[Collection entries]
····················

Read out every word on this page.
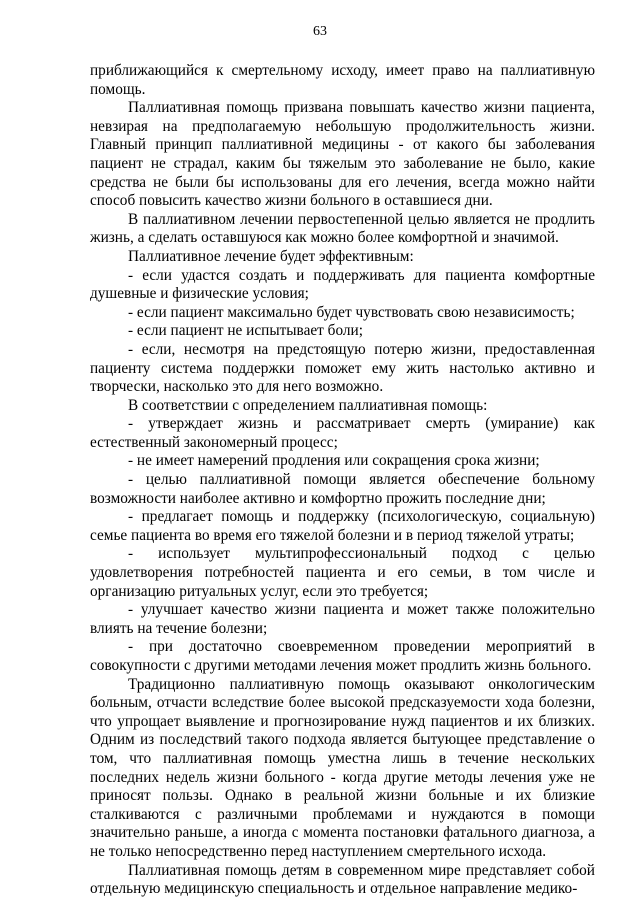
63

приближающийся к смертельному исходу, имеет право на паллиативную помощь.

Паллиативная помощь призвана повышать качество жизни пациента, невзирая на предполагаемую небольшую продолжительность жизни. Главный принцип паллиативной медицины - от какого бы заболевания пациент не страдал, каким бы тяжелым это заболевание не было, какие средства не были бы использованы для его лечения, всегда можно найти способ повысить качество жизни больного в оставшиеся дни.

В паллиативном лечении первостепенной целью является не продлить жизнь, а сделать оставшуюся как можно более комфортной и значимой.

Паллиативное лечение будет эффективным:

- если удастся создать и поддерживать для пациента комфортные душевные и физические условия;

- если пациент максимально будет чувствовать свою независимость;

- если пациент не испытывает боли;

- если, несмотря на предстоящую потерю жизни, предоставленная пациенту система поддержки поможет ему жить настолько активно и творчески, насколько это для него возможно.

В соответствии с определением паллиативная помощь:

- утверждает жизнь и рассматривает смерть (умирание) как естественный закономерный процесс;

- не имеет намерений продления или сокращения срока жизни;

- целью паллиативной помощи является обеспечение больному возможности наиболее активно и комфортно прожить последние дни;

- предлагает помощь и поддержку (психологическую, социальную) семье пациента во время его тяжелой болезни и в период тяжелой утраты;

- использует мультипрофессиональный подход с целью удовлетворения потребностей пациента и его семьи, в том числе и организацию ритуальных услуг, если это требуется;

- улучшает качество жизни пациента и может также положительно влиять на течение болезни;

- при достаточно своевременном проведении мероприятий в совокупности с другими методами лечения может продлить жизнь больного.

Традиционно паллиативную помощь оказывают онкологическим больным, отчасти вследствие более высокой предсказуемости хода болезни, что упрощает выявление и прогнозирование нужд пациентов и их близких. Одним из последствий такого подхода является бытующее представление о том, что паллиативная помощь уместна лишь в течение нескольких последних недель жизни больного - когда другие методы лечения уже не приносят пользы. Однако в реальной жизни больные и их близкие сталкиваются с различными проблемами и нуждаются в помощи значительно раньше, а иногда с момента постановки фатального диагноза, а не только непосредственно перед наступлением смертельного исхода.

Паллиативная помощь детям в современном мире представляет собой отдельную медицинскую специальность и отдельное направление медико-
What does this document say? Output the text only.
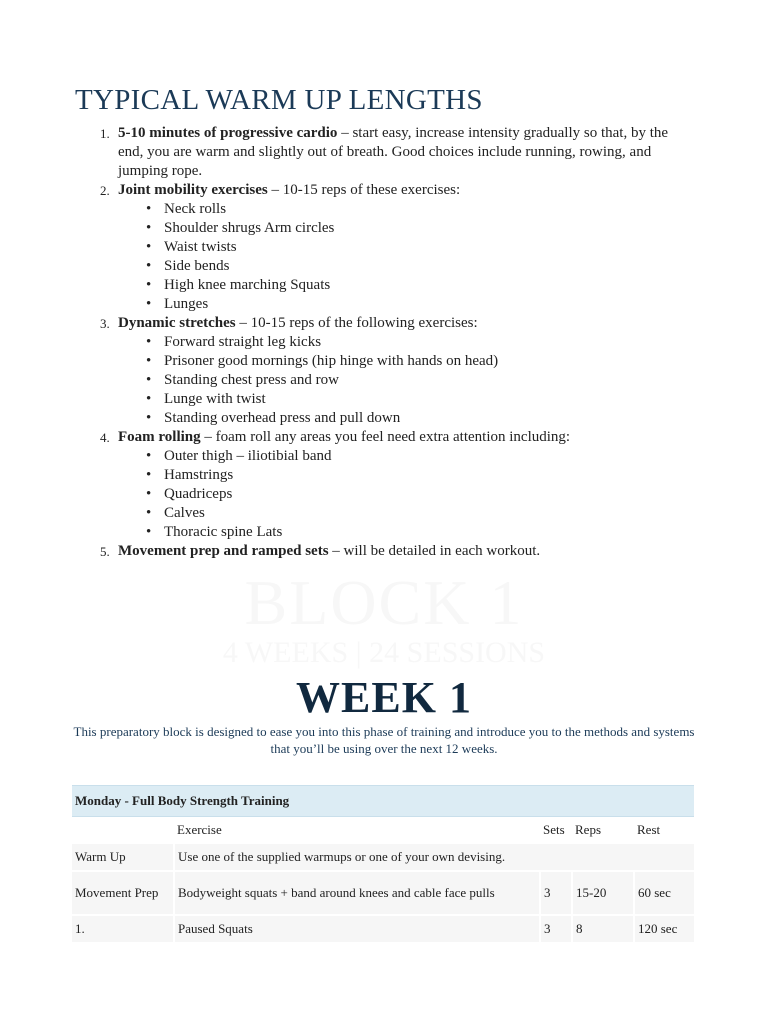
TYPICAL WARM UP LENGTHS
1. 5-10 minutes of progressive cardio – start easy, increase intensity gradually so that, by the end, you are warm and slightly out of breath. Good choices include running, rowing, and jumping rope.
2. Joint mobility exercises – 10-15 reps of these exercises:
• Neck rolls
• Shoulder shrugs Arm circles
• Waist twists
• Side bends
• High knee marching Squats
• Lunges
3. Dynamic stretches – 10-15 reps of the following exercises:
• Forward straight leg kicks
• Prisoner good mornings (hip hinge with hands on head)
• Standing chest press and row
• Lunge with twist
• Standing overhead press and pull down
4. Foam rolling – foam roll any areas you feel need extra attention including:
• Outer thigh – iliotibial band
• Hamstrings
• Quadriceps
• Calves
• Thoracic spine Lats
5. Movement prep and ramped sets – will be detailed in each workout.
BLOCK 1
4 WEEKS | 24 SESSIONS
WEEK 1
This preparatory block is designed to ease you into this phase of training and introduce you to the methods and systems that you’ll be using over the next 12 weeks.
Monday - Full Body Strength Training				
	Exercise	Sets	Reps	Rest
Warm Up	Use one of the supplied warmups or one of your own devising.			
Movement Prep	Bodyweight squats + band around knees and cable face pulls	3	15-20	60 sec
1.	Paused Squats	3	8	120 sec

····················

Task statement
Pick out all lines from the data above in which the word "паллиативной" appears.

Correct result
Паллиативная помощь призвана повышать качество жизни пациента, невзирая на предполагаемую небольшую продолжительность жизни. Главный принцип паллиативной медицины - от какого бы заболевания пациент не страдал, каким бы тяжелым это заболевание не было, какие средства не были бы использованы для его лечения, всегда можно найти способ повысить качество жизни больного в оставшиеся дни.
- целью паллиативной помощи является обеспечение больному возможности наиболее активно и комфортно прожить последние дни;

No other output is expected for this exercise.